Give the count of lines holding the string "content" and nothing else.
_____
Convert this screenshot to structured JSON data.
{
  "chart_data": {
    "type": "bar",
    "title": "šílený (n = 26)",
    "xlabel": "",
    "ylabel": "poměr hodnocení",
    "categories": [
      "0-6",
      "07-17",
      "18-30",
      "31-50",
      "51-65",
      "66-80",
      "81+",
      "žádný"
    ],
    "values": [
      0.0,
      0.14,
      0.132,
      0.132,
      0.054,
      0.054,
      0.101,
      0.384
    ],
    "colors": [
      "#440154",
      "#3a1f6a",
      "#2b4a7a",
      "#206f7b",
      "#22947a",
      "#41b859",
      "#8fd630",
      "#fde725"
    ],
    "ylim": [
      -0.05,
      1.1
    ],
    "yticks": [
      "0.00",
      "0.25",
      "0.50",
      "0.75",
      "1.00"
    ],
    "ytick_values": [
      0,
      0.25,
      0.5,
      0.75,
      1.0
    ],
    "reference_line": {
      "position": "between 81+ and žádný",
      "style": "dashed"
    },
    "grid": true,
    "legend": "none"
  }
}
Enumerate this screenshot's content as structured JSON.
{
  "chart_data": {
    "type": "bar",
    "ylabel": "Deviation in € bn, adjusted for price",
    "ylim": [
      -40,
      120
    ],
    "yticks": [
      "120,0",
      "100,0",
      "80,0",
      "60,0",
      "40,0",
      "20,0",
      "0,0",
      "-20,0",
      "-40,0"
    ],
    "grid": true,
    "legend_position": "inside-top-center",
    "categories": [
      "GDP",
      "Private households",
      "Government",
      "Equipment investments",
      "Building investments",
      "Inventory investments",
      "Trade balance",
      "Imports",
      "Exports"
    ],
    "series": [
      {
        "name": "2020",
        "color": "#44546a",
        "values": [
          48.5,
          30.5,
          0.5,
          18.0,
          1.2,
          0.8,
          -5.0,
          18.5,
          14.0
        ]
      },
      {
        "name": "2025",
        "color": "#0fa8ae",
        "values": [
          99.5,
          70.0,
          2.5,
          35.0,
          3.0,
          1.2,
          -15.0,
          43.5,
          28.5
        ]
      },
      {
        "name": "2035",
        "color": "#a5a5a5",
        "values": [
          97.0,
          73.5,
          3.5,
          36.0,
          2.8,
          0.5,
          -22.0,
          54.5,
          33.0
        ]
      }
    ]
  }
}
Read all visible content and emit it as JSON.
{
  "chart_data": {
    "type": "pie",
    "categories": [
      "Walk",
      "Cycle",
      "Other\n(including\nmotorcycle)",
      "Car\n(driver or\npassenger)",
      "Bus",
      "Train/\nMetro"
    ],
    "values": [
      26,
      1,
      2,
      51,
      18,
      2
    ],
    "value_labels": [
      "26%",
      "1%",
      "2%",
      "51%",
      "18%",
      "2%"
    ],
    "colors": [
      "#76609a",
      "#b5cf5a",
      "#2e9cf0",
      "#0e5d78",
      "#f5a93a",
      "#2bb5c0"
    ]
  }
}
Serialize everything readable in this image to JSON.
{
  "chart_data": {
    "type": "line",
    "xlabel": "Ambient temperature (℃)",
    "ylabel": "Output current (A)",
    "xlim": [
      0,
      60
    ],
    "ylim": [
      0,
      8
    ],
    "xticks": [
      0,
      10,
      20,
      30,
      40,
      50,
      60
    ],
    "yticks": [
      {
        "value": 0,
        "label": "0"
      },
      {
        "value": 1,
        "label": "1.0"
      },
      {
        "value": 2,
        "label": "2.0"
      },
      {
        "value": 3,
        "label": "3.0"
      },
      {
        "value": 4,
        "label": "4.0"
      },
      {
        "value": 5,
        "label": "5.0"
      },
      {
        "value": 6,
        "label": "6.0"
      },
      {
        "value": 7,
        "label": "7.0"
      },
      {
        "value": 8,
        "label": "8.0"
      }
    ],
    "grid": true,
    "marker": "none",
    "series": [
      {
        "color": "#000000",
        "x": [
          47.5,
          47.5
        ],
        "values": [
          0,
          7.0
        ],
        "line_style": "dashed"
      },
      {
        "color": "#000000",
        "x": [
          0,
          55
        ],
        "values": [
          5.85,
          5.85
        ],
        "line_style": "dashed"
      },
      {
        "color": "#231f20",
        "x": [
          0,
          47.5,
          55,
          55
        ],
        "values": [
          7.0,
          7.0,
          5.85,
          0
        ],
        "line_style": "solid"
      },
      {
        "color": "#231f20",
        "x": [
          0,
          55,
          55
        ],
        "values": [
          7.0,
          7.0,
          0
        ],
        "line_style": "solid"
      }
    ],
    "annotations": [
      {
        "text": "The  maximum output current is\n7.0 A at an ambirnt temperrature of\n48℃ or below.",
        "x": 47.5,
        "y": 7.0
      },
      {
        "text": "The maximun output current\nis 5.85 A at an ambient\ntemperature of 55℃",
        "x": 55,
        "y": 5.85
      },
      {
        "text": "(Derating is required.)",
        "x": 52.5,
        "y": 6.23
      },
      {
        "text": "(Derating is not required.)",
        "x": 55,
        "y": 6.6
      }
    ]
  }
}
_____
◆ **Result of the exercise**
2